> **GIVEN EXERCISE**: Reproduce all the entries precisely.
◇ ◇ ◇
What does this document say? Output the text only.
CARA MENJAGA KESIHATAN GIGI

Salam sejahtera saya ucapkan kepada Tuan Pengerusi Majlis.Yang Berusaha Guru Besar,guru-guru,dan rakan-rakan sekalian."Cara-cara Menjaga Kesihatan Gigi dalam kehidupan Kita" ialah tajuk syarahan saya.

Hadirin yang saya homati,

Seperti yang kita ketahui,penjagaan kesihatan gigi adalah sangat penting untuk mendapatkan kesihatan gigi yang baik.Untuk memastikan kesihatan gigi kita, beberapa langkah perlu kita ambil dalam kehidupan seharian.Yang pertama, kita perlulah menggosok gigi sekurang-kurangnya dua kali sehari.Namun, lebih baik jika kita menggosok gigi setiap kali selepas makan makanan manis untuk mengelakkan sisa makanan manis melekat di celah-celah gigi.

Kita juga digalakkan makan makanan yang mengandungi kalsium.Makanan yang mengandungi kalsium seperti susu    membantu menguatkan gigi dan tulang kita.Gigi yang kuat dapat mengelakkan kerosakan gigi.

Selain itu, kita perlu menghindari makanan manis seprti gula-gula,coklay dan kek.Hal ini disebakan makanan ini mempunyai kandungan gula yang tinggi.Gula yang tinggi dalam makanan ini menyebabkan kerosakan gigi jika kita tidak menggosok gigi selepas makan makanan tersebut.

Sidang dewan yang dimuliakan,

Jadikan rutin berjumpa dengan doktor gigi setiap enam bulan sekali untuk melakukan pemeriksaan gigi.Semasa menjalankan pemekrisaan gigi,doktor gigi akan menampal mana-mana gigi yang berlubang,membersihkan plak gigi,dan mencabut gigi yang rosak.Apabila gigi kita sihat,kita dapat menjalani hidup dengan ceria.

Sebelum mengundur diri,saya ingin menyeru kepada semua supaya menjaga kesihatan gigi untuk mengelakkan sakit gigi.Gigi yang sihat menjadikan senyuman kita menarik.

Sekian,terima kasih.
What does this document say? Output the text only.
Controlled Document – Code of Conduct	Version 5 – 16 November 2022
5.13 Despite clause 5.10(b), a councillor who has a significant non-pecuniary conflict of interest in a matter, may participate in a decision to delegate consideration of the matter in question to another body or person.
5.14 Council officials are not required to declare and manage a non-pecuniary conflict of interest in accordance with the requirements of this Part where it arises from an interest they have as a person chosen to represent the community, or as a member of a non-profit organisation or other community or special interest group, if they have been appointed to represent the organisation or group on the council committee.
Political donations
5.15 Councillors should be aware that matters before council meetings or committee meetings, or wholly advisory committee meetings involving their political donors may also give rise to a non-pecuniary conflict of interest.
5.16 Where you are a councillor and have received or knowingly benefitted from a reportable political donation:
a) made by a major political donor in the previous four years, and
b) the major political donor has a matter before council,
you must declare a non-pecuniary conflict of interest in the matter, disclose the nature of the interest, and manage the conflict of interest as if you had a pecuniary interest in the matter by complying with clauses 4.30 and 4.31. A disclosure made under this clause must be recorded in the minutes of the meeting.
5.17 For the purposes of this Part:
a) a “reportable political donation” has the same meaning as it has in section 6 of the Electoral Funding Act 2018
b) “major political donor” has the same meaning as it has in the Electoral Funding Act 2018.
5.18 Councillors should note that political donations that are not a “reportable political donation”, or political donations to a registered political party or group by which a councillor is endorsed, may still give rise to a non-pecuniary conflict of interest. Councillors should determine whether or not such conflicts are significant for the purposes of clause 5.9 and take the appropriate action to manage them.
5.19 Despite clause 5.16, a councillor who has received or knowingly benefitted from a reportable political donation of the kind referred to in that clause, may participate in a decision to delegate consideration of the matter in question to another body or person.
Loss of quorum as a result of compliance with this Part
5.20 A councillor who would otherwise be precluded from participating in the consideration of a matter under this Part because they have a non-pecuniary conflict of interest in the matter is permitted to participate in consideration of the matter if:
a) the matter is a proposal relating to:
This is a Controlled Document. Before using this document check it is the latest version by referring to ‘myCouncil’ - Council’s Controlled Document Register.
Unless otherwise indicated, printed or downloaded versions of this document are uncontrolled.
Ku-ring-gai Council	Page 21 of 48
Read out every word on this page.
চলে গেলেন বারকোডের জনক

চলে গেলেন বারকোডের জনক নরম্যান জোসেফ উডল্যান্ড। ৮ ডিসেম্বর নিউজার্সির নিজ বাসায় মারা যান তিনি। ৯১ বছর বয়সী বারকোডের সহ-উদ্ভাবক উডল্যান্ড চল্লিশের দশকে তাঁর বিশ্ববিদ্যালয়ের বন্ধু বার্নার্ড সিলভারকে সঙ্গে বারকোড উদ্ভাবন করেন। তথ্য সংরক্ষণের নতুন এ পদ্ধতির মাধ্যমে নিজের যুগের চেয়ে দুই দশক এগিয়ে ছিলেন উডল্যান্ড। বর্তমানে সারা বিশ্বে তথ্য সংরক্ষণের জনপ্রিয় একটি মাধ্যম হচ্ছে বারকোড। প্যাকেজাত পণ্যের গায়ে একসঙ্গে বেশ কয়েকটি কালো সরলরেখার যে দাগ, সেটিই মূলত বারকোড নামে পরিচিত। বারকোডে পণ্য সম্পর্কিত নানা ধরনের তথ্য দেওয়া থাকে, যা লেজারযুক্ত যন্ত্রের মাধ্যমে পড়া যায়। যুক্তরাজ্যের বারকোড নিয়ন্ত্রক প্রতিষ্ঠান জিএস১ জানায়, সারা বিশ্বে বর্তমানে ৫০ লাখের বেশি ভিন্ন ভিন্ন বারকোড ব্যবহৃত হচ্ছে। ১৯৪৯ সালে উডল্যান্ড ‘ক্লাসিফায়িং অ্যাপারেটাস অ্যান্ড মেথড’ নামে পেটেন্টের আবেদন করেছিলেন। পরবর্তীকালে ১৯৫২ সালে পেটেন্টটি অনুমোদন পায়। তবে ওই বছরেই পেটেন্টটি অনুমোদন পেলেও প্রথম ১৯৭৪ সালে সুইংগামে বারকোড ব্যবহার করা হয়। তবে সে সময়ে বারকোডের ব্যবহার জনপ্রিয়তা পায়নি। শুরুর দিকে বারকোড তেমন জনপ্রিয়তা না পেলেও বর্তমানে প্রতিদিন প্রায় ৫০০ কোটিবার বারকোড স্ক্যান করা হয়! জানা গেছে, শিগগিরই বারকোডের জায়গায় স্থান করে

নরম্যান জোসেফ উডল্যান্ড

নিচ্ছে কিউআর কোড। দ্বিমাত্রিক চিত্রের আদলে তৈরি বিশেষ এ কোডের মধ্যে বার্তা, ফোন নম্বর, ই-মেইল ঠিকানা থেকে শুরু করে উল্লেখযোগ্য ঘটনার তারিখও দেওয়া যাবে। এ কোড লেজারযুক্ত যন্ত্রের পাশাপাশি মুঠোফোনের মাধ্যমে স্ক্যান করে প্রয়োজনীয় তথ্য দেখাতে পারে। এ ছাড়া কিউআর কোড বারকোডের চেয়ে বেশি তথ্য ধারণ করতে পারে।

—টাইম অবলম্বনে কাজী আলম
◇ ◇ ◇
> **EXERCISE SOLUTION**:
What does this document say? Output the text only.
CARA MENJAGA KESIHATAN GIGI

Salam sejahtera saya ucapkan kepada Tuan Pengerusi Majlis.Yang Berusaha Guru Besar,guru-guru,dan rakan-rakan sekalian."Cara-cara Menjaga Kesihatan Gigi dalam kehidupan Kita" ialah tajuk syarahan saya.

Hadirin yang saya homati,

Seperti yang kita ketahui,penjagaan kesihatan gigi adalah sangat penting untuk mendapatkan kesihatan gigi yang baik.Untuk memastikan kesihatan gigi kita, beberapa langkah perlu kita ambil dalam kehidupan seharian.Yang pertama, kita perlulah menggosok gigi sekurang-kurangnya dua kali sehari.Namun, lebih baik jika kita menggosok gigi setiap kali selepas makan makanan manis untuk mengelakkan sisa makanan manis melekat di celah-celah gigi.

Kita juga digalakkan makan makanan yang mengandungi kalsium.Makanan yang mengandungi kalsium seperti susu    membantu menguatkan gigi dan tulang kita.Gigi yang kuat dapat mengelakkan kerosakan gigi.

Selain itu, kita perlu menghindari makanan manis seprti gula-gula,coklay dan kek.Hal ini disebakan makanan ini mempunyai kandungan gula yang tinggi.Gula yang tinggi dalam makanan ini menyebabkan kerosakan gigi jika kita tidak menggosok gigi selepas makan makanan tersebut.

Sidang dewan yang dimuliakan,

Jadikan rutin berjumpa dengan doktor gigi setiap enam bulan sekali untuk melakukan pemeriksaan gigi.Semasa menjalankan pemekrisaan gigi,doktor gigi akan menampal mana-mana gigi yang berlubang,membersihkan plak gigi,dan mencabut gigi yang rosak.Apabila gigi kita sihat,kita dapat menjalani hidup dengan ceria.

Sebelum mengundur diri,saya ingin menyeru kepada semua supaya menjaga kesihatan gigi untuk mengelakkan sakit gigi.Gigi yang sihat menjadikan senyuman kita menarik.

Sekian,terima kasih.
What does this document say? Output the text only.
Controlled Document – Code of Conduct	Version 5 – 16 November 2022
5.13 Despite clause 5.10(b), a councillor who has a significant non-pecuniary conflict of interest in a matter, may participate in a decision to delegate consideration of the matter in question to another body or person.
5.14 Council officials are not required to declare and manage a non-pecuniary conflict of interest in accordance with the requirements of this Part where it arises from an interest they have as a person chosen to represent the community, or as a member of a non-profit organisation or other community or special interest group, if they have been appointed to represent the organisation or group on the council committee.
Political donations
5.15 Councillors should be aware that matters before council meetings or committee meetings, or wholly advisory committee meetings involving their political donors may also give rise to a non-pecuniary conflict of interest.
5.16 Where you are a councillor and have received or knowingly benefitted from a reportable political donation:
a) made by a major political donor in the previous four years, and
b) the major political donor has a matter before council,
you must declare a non-pecuniary conflict of interest in the matter, disclose the nature of the interest, and manage the conflict of interest as if you had a pecuniary interest in the matter by complying with clauses 4.30 and 4.31. A disclosure made under this clause must be recorded in the minutes of the meeting.
5.17 For the purposes of this Part:
a) a “reportable political donation” has the same meaning as it has in section 6 of the Electoral Funding Act 2018
b) “major political donor” has the same meaning as it has in the Electoral Funding Act 2018.
5.18 Councillors should note that political donations that are not a “reportable political donation”, or political donations to a registered political party or group by which a councillor is endorsed, may still give rise to a non-pecuniary conflict of interest. Councillors should determine whether or not such conflicts are significant for the purposes of clause 5.9 and take the appropriate action to manage them.
5.19 Despite clause 5.16, a councillor who has received or knowingly benefitted from a reportable political donation of the kind referred to in that clause, may participate in a decision to delegate consideration of the matter in question to another body or person.
Loss of quorum as a result of compliance with this Part
5.20 A councillor who would otherwise be precluded from participating in the consideration of a matter under this Part because they have a non-pecuniary conflict of interest in the matter is permitted to participate in consideration of the matter if:
a) the matter is a proposal relating to:
This is a Controlled Document. Before using this document check it is the latest version by referring to ‘myCouncil’ - Council’s Controlled Document Register.
Unless otherwise indicated, printed or downloaded versions of this document are uncontrolled.
Ku-ring-gai Council	Page 21 of 48
Read out every word on this page.
চলে গেলেন বারকোডের জনক

চলে গেলেন বারকোডের জনক নরম্যান জোসেফ উডল্যান্ড। ৮ ডিসেম্বর নিউজার্সির নিজ বাসায় মারা যান তিনি। ৯১ বছর বয়সী বারকোডের সহ-উদ্ভাবক উডল্যান্ড চল্লিশের দশকে তাঁর বিশ্ববিদ্যালয়ের বন্ধু বার্নার্ড সিলভারকে সঙ্গে বারকোড উদ্ভাবন করেন। তথ্য সংরক্ষণের নতুন এ পদ্ধতির মাধ্যমে নিজের যুগের চেয়ে দুই দশক এগিয়ে ছিলেন উডল্যান্ড। বর্তমানে সারা বিশ্বে তথ্য সংরক্ষণের জনপ্রিয় একটি মাধ্যম হচ্ছে বারকোড। প্যাকেজাত পণ্যের গায়ে একসঙ্গে বেশ কয়েকটি কালো সরলরেখার যে দাগ, সেটিই মূলত বারকোড নামে পরিচিত। বারকোডে পণ্য সম্পর্কিত নানা ধরনের তথ্য দেওয়া থাকে, যা লেজারযুক্ত যন্ত্রের মাধ্যমে পড়া যায়। যুক্তরাজ্যের বারকোড নিয়ন্ত্রক প্রতিষ্ঠান জিএস১ জানায়, সারা বিশ্বে বর্তমানে ৫০ লাখের বেশি ভিন্ন ভিন্ন বারকোড ব্যবহৃত হচ্ছে। ১৯৪৯ সালে উডল্যান্ড ‘ক্লাসিফায়িং অ্যাপারেটাস অ্যান্ড মেথড’ নামে পেটেন্টের আবেদন করেছিলেন। পরবর্তীকালে ১৯৫২ সালে পেটেন্টটি অনুমোদন পায়। তবে ওই বছরেই পেটেন্টটি অনুমোদন পেলেও প্রথম ১৯৭৪ সালে সুইংগামে বারকোড ব্যবহার করা হয়। তবে সে সময়ে বারকোডের ব্যবহার জনপ্রিয়তা পায়নি। শুরুর দিকে বারকোড তেমন জনপ্রিয়তা না পেলেও বর্তমানে প্রতিদিন প্রায় ৫০০ কোটিবার বারকোড স্ক্যান করা হয়! জানা গেছে, শিগগিরই বারকোডের জায়গায় স্থান করে

নরম্যান জোসেফ উডল্যান্ড

নিচ্ছে কিউআর কোড। দ্বিমাত্রিক চিত্রের আদলে তৈরি বিশেষ এ কোডের মধ্যে বার্তা, ফোন নম্বর, ই-মেইল ঠিকানা থেকে শুরু করে উল্লেখযোগ্য ঘটনার তারিখও দেওয়া যাবে। এ কোড লেজারযুক্ত যন্ত্রের পাশাপাশি মুঠোফোনের মাধ্যমে স্ক্যান করে প্রয়োজনীয় তথ্য দেখাতে পারে। এ ছাড়া কিউআর কোড বারকোডের চেয়ে বেশি তথ্য ধারণ করতে পারে।

—টাইম অবলম্বনে কাজী আলম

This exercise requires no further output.